◆ **PROBLEM**
The records that follow need to be output exactly as they are.

──────── THE RECORDS ────────

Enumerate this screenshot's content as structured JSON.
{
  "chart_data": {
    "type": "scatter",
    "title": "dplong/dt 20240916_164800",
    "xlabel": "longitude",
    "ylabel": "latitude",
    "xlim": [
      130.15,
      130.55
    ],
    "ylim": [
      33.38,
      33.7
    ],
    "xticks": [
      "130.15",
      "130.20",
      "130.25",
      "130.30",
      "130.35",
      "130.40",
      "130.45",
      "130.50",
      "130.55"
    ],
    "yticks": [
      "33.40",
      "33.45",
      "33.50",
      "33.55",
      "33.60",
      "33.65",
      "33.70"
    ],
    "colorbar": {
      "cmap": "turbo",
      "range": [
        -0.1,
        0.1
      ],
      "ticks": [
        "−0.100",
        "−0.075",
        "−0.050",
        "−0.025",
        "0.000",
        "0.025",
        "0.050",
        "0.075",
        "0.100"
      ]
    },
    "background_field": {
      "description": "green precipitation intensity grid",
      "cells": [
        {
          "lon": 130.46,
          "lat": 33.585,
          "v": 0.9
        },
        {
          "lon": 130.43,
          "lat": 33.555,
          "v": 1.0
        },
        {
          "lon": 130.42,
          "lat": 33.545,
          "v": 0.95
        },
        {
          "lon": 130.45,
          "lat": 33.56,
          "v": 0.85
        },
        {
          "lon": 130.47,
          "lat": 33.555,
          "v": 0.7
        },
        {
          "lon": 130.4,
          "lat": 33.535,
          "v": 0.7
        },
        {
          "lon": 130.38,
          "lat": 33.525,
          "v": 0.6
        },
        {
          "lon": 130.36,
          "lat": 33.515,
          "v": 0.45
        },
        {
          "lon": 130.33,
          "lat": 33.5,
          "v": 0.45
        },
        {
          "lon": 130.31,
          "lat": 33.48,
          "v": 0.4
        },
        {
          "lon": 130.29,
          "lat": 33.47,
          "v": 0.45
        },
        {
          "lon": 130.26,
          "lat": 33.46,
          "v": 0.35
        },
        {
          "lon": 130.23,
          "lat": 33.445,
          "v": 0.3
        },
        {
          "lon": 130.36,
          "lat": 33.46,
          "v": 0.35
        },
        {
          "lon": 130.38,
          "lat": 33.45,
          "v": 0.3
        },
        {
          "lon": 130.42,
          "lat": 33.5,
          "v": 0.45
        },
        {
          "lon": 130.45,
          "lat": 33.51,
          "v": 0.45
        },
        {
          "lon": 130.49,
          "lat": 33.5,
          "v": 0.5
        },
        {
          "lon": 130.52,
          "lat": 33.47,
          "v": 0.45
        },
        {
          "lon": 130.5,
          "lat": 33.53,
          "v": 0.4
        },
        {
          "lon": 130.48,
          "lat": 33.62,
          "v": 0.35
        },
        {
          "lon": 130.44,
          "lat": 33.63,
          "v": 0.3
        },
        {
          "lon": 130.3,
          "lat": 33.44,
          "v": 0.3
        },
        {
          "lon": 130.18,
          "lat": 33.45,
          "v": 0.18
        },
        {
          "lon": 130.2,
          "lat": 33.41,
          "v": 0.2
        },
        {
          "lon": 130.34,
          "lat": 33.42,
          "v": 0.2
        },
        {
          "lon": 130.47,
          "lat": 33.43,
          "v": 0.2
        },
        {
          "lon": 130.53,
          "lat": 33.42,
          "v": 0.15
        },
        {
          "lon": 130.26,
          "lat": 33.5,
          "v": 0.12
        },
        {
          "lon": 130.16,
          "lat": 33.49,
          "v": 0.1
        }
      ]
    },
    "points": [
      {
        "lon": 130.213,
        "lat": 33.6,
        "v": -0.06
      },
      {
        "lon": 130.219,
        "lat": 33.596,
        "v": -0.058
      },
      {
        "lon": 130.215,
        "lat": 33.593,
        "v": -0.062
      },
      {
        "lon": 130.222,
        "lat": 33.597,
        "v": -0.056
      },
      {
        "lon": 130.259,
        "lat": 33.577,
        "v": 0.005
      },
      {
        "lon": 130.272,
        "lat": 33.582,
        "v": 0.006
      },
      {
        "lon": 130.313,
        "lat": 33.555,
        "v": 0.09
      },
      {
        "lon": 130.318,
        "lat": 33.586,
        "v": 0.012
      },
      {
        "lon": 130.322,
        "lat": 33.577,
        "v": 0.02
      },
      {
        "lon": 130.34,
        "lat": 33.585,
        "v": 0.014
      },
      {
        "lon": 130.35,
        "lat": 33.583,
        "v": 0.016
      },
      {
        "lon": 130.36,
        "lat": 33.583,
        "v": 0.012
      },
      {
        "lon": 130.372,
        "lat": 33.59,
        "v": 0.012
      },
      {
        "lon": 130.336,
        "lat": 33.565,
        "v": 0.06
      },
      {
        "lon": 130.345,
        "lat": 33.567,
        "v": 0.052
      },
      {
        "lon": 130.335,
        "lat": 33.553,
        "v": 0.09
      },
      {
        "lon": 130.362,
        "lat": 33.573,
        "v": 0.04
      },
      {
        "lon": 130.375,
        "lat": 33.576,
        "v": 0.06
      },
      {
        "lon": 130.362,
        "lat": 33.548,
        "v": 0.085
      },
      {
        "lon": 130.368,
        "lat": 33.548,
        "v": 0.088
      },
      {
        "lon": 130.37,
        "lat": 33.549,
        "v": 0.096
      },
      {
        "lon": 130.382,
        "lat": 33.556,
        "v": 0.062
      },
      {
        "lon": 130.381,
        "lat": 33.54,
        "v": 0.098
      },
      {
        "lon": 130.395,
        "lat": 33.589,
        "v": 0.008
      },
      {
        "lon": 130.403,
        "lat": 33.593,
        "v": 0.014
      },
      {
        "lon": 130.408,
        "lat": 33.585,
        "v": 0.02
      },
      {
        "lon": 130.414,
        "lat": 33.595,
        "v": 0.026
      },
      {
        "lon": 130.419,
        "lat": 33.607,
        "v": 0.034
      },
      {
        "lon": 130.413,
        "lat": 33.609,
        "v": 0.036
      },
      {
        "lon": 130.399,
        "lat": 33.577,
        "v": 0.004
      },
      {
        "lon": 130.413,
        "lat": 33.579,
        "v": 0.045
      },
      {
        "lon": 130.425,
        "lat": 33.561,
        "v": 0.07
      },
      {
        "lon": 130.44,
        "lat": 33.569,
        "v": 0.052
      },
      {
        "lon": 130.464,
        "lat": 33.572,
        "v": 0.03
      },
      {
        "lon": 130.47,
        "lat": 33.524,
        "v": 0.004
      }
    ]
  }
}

────────

◆ **FINISHED TASK**
Enumerate this screenshot's content as structured JSON.
{
  "chart_data": {
    "type": "scatter",
    "title": "dplong/dt 20240916_164800",
    "xlabel": "longitude",
    "ylabel": "latitude",
    "xlim": [
      130.15,
      130.55
    ],
    "ylim": [
      33.38,
      33.7
    ],
    "xticks": [
      "130.15",
      "130.20",
      "130.25",
      "130.30",
      "130.35",
      "130.40",
      "130.45",
      "130.50",
      "130.55"
    ],
    "yticks": [
      "33.40",
      "33.45",
      "33.50",
      "33.55",
      "33.60",
      "33.65",
      "33.70"
    ],
    "colorbar": {
      "cmap": "turbo",
      "range": [
        -0.1,
        0.1
      ],
      "ticks": [
        "−0.100",
        "−0.075",
        "−0.050",
        "−0.025",
        "0.000",
        "0.025",
        "0.050",
        "0.075",
        "0.100"
      ]
    },
    "background_field": {
      "description": "green precipitation intensity grid",
      "cells": [
        {
          "lon": 130.46,
          "lat": 33.585,
          "v": 0.9
        },
        {
          "lon": 130.43,
          "lat": 33.555,
          "v": 1.0
        },
        {
          "lon": 130.42,
          "lat": 33.545,
          "v": 0.95
        },
        {
          "lon": 130.45,
          "lat": 33.56,
          "v": 0.85
        },
        {
          "lon": 130.47,
          "lat": 33.555,
          "v": 0.7
        },
        {
          "lon": 130.4,
          "lat": 33.535,
          "v": 0.7
        },
        {
          "lon": 130.38,
          "lat": 33.525,
          "v": 0.6
        },
        {
          "lon": 130.36,
          "lat": 33.515,
          "v": 0.45
        },
        {
          "lon": 130.33,
          "lat": 33.5,
          "v": 0.45
        },
        {
          "lon": 130.31,
          "lat": 33.48,
          "v": 0.4
        },
        {
          "lon": 130.29,
          "lat": 33.47,
          "v": 0.45
        },
        {
          "lon": 130.26,
          "lat": 33.46,
          "v": 0.35
        },
        {
          "lon": 130.23,
          "lat": 33.445,
          "v": 0.3
        },
        {
          "lon": 130.36,
          "lat": 33.46,
          "v": 0.35
        },
        {
          "lon": 130.38,
          "lat": 33.45,
          "v": 0.3
        },
        {
          "lon": 130.42,
          "lat": 33.5,
          "v": 0.45
        },
        {
          "lon": 130.45,
          "lat": 33.51,
          "v": 0.45
        },
        {
          "lon": 130.49,
          "lat": 33.5,
          "v": 0.5
        },
        {
          "lon": 130.52,
          "lat": 33.47,
          "v": 0.45
        },
        {
          "lon": 130.5,
          "lat": 33.53,
          "v": 0.4
        },
        {
          "lon": 130.48,
          "lat": 33.62,
          "v": 0.35
        },
        {
          "lon": 130.44,
          "lat": 33.63,
          "v": 0.3
        },
        {
          "lon": 130.3,
          "lat": 33.44,
          "v": 0.3
        },
        {
          "lon": 130.18,
          "lat": 33.45,
          "v": 0.18
        },
        {
          "lon": 130.2,
          "lat": 33.41,
          "v": 0.2
        },
        {
          "lon": 130.34,
          "lat": 33.42,
          "v": 0.2
        },
        {
          "lon": 130.47,
          "lat": 33.43,
          "v": 0.2
        },
        {
          "lon": 130.53,
          "lat": 33.42,
          "v": 0.15
        },
        {
          "lon": 130.26,
          "lat": 33.5,
          "v": 0.12
        },
        {
          "lon": 130.16,
          "lat": 33.49,
          "v": 0.1
        }
      ]
    },
    "points": [
      {
        "lon": 130.213,
        "lat": 33.6,
        "v": -0.06
      },
      {
        "lon": 130.219,
        "lat": 33.596,
        "v": -0.058
      },
      {
        "lon": 130.215,
        "lat": 33.593,
        "v": -0.062
      },
      {
        "lon": 130.222,
        "lat": 33.597,
        "v": -0.056
      },
      {
        "lon": 130.259,
        "lat": 33.577,
        "v": 0.005
      },
      {
        "lon": 130.272,
        "lat": 33.582,
        "v": 0.006
      },
      {
        "lon": 130.313,
        "lat": 33.555,
        "v": 0.09
      },
      {
        "lon": 130.318,
        "lat": 33.586,
        "v": 0.012
      },
      {
        "lon": 130.322,
        "lat": 33.577,
        "v": 0.02
      },
      {
        "lon": 130.34,
        "lat": 33.585,
        "v": 0.014
      },
      {
        "lon": 130.35,
        "lat": 33.583,
        "v": 0.016
      },
      {
        "lon": 130.36,
        "lat": 33.583,
        "v": 0.012
      },
      {
        "lon": 130.372,
        "lat": 33.59,
        "v": 0.012
      },
      {
        "lon": 130.336,
        "lat": 33.565,
        "v": 0.06
      },
      {
        "lon": 130.345,
        "lat": 33.567,
        "v": 0.052
      },
      {
        "lon": 130.335,
        "lat": 33.553,
        "v": 0.09
      },
      {
        "lon": 130.362,
        "lat": 33.573,
        "v": 0.04
      },
      {
        "lon": 130.375,
        "lat": 33.576,
        "v": 0.06
      },
      {
        "lon": 130.362,
        "lat": 33.548,
        "v": 0.085
      },
      {
        "lon": 130.368,
        "lat": 33.548,
        "v": 0.088
      },
      {
        "lon": 130.37,
        "lat": 33.549,
        "v": 0.096
      },
      {
        "lon": 130.382,
        "lat": 33.556,
        "v": 0.062
      },
      {
        "lon": 130.381,
        "lat": 33.54,
        "v": 0.098
      },
      {
        "lon": 130.395,
        "lat": 33.589,
        "v": 0.008
      },
      {
        "lon": 130.403,
        "lat": 33.593,
        "v": 0.014
      },
      {
        "lon": 130.408,
        "lat": 33.585,
        "v": 0.02
      },
      {
        "lon": 130.414,
        "lat": 33.595,
        "v": 0.026
      },
      {
        "lon": 130.419,
        "lat": 33.607,
        "v": 0.034
      },
      {
        "lon": 130.413,
        "lat": 33.609,
        "v": 0.036
      },
      {
        "lon": 130.399,
        "lat": 33.577,
        "v": 0.004
      },
      {
        "lon": 130.413,
        "lat": 33.579,
        "v": 0.045
      },
      {
        "lon": 130.425,
        "lat": 33.561,
        "v": 0.07
      },
      {
        "lon": 130.44,
        "lat": 33.569,
        "v": 0.052
      },
      {
        "lon": 130.464,
        "lat": 33.572,
        "v": 0.03
      },
      {
        "lon": 130.47,
        "lat": 33.524,
        "v": 0.004
      }
    ]
  }
}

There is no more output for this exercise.